__WORK TO BE COMPLETED__: Find every line below that contains the word "true" and copy it out.

═══ GIVEN RECORDS

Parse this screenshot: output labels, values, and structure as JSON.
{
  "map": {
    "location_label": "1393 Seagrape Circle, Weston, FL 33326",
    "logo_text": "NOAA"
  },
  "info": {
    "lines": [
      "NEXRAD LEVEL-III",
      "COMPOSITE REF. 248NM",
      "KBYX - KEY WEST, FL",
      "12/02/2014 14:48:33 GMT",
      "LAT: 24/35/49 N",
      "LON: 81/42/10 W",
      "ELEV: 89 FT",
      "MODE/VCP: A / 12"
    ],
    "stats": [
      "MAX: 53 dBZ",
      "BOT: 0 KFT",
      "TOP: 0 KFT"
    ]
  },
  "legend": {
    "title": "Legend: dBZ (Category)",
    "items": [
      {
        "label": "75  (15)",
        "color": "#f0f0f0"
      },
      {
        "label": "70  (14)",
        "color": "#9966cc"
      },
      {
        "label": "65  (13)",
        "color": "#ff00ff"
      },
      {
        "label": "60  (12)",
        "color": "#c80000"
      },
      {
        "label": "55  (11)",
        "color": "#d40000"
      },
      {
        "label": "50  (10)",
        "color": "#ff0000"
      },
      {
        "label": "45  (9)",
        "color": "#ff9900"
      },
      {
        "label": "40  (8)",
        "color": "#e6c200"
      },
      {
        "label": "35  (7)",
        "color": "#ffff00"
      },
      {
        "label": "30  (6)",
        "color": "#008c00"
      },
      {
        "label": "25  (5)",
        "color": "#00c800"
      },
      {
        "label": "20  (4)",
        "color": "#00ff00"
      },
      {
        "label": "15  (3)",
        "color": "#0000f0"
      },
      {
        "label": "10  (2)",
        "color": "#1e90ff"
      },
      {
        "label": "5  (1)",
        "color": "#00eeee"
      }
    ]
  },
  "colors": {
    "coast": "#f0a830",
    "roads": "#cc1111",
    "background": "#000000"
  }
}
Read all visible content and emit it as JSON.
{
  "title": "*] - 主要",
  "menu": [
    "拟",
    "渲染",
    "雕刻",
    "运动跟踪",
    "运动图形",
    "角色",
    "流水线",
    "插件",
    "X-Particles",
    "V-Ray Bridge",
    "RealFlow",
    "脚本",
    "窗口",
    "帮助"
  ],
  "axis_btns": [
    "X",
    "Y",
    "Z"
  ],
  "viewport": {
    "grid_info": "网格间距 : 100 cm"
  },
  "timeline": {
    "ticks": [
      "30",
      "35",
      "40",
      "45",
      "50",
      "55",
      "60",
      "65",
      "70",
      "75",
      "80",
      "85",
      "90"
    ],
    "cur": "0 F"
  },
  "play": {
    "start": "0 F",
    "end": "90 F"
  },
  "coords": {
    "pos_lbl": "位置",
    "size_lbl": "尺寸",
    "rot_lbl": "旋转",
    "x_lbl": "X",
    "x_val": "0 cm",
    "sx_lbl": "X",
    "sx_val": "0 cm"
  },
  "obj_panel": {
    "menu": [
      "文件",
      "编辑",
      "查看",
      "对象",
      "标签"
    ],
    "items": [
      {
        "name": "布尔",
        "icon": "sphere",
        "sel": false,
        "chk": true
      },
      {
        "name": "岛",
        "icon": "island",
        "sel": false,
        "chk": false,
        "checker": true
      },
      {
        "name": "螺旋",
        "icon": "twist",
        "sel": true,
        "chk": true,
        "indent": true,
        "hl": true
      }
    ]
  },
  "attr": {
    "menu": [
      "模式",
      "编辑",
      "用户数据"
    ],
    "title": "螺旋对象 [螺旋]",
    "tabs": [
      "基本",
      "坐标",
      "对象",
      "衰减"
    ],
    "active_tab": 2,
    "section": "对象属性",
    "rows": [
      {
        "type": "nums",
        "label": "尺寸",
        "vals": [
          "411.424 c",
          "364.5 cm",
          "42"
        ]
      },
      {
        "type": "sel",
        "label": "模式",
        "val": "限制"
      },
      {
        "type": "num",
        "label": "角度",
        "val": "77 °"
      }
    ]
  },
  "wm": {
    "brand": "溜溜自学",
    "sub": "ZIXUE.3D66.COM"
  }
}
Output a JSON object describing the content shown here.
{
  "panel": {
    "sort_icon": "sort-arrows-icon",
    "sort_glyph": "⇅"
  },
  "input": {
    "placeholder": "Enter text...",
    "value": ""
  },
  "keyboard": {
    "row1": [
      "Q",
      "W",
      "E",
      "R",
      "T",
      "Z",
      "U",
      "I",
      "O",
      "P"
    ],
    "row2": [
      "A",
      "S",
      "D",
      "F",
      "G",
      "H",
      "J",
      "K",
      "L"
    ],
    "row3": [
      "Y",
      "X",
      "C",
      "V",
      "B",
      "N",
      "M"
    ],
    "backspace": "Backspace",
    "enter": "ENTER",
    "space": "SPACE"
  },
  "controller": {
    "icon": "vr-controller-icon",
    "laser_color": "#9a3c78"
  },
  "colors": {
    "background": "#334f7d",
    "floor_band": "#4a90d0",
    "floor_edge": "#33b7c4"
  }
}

══════

__EXERCISE SOLUTION__:
        "chk": true
        "checker": true
        "sel": true,
        "chk": true,
        "indent": true,
        "hl": true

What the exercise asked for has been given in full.